* _Stored data_
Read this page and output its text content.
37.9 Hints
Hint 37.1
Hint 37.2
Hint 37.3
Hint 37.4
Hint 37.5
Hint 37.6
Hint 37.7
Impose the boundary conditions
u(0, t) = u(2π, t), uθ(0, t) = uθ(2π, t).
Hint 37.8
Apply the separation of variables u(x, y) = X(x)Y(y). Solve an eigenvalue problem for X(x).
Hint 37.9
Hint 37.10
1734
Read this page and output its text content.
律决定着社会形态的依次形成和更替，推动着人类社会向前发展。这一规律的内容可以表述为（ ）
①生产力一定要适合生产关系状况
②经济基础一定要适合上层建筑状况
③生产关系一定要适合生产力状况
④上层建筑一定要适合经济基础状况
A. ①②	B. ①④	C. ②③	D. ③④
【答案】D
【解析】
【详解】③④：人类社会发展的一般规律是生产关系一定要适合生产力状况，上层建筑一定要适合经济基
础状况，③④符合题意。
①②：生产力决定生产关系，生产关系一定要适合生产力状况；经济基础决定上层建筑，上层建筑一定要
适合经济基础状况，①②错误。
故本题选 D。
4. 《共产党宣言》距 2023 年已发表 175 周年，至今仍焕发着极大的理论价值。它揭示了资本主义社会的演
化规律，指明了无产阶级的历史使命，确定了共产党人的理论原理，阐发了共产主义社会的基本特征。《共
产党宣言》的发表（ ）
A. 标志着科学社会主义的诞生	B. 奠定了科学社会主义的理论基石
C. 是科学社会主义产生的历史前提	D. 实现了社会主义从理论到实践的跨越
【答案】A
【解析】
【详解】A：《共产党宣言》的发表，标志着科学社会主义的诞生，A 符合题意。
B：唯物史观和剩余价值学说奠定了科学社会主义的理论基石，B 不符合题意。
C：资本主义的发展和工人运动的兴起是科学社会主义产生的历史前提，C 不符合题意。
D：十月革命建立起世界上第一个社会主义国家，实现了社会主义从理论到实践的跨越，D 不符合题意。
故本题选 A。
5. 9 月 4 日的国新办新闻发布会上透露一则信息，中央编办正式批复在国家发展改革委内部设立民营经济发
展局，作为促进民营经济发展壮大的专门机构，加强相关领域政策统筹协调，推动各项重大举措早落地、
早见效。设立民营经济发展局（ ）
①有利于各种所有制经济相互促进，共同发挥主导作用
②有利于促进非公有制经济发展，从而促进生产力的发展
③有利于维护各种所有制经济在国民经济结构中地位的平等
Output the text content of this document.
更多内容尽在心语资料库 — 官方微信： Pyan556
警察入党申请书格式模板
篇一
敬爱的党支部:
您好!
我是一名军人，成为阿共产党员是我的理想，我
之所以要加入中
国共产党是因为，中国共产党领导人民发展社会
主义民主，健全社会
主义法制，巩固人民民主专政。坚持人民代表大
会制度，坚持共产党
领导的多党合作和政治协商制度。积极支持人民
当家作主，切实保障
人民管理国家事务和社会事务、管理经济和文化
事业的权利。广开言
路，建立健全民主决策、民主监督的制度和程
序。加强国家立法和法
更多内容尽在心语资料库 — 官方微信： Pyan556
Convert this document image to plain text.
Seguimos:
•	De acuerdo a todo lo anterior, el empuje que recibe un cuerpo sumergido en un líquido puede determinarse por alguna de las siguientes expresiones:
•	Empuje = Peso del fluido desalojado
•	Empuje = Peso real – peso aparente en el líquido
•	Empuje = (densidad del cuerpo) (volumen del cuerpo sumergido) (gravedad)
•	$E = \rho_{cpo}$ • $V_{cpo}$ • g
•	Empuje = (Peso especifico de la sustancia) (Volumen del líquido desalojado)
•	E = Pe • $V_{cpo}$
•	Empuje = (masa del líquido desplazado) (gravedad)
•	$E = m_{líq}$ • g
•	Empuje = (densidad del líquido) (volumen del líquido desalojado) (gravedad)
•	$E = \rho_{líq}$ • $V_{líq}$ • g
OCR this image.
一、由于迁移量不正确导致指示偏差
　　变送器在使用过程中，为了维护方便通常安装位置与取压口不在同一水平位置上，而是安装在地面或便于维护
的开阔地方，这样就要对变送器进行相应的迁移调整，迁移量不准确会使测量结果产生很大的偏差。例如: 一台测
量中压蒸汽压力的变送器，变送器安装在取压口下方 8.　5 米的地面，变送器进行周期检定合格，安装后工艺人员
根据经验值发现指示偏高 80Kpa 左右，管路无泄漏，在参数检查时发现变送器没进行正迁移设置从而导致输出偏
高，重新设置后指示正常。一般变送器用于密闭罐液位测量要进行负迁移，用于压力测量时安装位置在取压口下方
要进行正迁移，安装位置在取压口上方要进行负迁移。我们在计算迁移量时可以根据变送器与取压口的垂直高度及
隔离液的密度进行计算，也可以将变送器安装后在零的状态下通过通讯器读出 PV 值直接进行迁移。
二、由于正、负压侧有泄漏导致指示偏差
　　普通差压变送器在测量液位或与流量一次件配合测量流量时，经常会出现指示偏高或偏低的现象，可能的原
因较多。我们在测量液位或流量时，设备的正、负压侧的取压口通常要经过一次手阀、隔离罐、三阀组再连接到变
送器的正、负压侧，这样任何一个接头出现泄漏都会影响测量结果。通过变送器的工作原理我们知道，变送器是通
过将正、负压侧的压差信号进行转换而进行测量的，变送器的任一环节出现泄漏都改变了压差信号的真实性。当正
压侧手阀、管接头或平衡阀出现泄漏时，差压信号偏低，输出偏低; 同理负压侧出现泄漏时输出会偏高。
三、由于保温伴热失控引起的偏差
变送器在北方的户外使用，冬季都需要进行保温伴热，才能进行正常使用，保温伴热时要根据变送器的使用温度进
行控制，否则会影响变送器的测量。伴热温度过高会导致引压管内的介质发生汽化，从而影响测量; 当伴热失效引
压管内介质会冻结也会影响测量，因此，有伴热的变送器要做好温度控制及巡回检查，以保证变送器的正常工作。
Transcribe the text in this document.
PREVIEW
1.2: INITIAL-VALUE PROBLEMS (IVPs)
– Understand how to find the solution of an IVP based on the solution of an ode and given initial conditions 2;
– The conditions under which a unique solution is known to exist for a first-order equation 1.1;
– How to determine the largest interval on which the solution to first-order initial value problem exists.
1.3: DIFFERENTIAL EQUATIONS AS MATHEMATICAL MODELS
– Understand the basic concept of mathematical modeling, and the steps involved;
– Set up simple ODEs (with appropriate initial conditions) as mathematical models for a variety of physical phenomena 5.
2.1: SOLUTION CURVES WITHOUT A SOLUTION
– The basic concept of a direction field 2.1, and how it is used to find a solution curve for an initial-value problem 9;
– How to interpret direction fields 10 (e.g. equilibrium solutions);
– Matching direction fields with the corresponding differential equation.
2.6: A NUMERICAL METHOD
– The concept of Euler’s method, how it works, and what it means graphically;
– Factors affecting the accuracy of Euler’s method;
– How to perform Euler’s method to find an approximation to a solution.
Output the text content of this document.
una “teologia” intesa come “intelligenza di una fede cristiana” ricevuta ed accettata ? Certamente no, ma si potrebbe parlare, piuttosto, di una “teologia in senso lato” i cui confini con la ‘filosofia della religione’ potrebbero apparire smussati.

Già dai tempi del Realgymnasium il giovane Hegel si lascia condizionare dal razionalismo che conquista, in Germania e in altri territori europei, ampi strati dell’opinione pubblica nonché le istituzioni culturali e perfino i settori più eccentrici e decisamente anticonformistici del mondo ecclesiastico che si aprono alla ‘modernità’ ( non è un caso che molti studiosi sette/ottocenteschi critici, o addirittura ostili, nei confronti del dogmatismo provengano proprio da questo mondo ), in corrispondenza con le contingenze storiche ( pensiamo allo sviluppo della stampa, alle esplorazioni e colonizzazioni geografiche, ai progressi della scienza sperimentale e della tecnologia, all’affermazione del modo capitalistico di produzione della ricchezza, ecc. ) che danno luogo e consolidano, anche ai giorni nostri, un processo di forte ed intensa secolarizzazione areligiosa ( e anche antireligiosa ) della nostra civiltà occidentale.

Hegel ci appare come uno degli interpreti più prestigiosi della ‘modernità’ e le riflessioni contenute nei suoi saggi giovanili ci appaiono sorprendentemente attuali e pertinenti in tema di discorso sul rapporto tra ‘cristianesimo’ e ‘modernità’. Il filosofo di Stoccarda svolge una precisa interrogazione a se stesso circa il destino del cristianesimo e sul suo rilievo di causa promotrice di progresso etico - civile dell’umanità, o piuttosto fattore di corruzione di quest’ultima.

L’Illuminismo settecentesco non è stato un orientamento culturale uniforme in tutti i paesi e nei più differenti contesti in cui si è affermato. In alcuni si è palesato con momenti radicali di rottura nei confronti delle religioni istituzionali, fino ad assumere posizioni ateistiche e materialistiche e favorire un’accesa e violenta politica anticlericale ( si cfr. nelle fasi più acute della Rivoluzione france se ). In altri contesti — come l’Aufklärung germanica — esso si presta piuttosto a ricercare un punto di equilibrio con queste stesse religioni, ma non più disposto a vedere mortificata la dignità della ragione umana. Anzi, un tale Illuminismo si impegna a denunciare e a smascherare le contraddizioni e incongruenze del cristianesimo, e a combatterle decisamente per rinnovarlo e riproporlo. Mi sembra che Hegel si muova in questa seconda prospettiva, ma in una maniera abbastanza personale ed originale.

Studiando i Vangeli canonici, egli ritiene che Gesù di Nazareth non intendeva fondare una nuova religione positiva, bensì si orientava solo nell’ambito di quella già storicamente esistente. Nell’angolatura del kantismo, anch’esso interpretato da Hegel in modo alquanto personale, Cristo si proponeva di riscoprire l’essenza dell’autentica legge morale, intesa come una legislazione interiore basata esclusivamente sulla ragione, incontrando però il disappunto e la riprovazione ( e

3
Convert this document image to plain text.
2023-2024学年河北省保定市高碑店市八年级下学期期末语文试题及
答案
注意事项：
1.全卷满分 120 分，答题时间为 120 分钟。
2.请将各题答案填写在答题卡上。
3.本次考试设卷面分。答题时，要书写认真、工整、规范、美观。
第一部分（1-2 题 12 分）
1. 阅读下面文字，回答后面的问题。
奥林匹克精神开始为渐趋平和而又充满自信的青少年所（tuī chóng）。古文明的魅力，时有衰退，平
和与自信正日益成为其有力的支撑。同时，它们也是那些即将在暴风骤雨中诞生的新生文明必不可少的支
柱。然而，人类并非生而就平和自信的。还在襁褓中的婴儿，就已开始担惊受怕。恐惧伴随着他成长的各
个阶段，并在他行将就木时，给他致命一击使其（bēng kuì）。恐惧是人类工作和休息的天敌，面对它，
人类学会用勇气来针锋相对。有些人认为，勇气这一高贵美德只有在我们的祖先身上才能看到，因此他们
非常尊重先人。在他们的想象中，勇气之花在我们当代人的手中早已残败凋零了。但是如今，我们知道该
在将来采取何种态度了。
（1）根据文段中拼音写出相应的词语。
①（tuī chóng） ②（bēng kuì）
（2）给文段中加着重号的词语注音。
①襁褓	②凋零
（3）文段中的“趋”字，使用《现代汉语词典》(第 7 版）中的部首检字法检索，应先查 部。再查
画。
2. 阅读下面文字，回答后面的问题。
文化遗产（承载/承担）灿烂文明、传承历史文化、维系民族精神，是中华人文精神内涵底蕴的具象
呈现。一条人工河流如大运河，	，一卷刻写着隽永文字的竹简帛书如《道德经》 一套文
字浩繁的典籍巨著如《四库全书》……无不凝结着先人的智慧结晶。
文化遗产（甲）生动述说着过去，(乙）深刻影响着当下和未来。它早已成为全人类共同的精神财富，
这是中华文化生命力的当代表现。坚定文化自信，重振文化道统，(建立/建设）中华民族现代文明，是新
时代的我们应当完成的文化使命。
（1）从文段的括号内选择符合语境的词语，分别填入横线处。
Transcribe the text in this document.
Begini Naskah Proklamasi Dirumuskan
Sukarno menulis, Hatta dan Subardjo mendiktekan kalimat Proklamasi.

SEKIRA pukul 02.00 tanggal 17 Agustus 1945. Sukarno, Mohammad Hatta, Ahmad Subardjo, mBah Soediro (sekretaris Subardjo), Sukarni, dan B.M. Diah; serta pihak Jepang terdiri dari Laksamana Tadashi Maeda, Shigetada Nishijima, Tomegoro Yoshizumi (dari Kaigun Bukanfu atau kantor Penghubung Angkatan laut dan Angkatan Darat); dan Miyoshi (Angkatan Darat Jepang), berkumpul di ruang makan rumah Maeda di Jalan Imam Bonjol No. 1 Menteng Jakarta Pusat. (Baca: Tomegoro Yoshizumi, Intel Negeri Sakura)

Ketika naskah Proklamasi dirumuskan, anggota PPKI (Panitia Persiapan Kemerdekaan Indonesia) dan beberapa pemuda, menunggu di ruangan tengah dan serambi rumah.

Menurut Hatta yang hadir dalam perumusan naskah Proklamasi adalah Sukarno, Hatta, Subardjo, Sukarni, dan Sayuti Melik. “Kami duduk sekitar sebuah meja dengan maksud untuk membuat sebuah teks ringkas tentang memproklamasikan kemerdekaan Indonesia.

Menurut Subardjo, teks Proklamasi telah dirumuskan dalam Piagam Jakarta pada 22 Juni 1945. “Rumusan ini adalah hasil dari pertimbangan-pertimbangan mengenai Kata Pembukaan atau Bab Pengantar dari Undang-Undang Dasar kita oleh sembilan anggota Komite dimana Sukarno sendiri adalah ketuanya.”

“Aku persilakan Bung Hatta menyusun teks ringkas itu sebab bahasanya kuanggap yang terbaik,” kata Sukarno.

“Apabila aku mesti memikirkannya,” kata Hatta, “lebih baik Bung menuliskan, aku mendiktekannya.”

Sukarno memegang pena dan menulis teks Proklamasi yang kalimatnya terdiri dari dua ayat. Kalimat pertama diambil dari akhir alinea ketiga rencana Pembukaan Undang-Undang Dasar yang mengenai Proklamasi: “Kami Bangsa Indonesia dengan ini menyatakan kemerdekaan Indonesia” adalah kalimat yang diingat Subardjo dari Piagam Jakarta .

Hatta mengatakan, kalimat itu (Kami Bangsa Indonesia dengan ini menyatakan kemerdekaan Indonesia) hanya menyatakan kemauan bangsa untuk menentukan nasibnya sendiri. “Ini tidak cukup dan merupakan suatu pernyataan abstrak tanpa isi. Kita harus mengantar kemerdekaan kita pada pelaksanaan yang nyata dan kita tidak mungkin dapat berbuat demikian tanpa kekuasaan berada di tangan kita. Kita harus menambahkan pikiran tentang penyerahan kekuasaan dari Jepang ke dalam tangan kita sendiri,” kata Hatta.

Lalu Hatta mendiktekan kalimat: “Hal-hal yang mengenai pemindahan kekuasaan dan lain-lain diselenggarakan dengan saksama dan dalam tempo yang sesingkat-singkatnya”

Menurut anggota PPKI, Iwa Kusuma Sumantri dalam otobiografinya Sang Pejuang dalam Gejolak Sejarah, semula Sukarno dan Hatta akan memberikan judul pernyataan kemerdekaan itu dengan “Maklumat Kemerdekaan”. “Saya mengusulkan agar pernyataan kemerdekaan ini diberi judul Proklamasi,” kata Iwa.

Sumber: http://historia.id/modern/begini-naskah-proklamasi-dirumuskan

* _What is required_
Extract each line holding the string "chóng".

* _Task answer_
奥林匹克精神开始为渐趋平和而又充满自信的青少年所（tuī chóng）。古文明的魅力，时有衰退，平
①（tuī chóng） ②（bēng kuì）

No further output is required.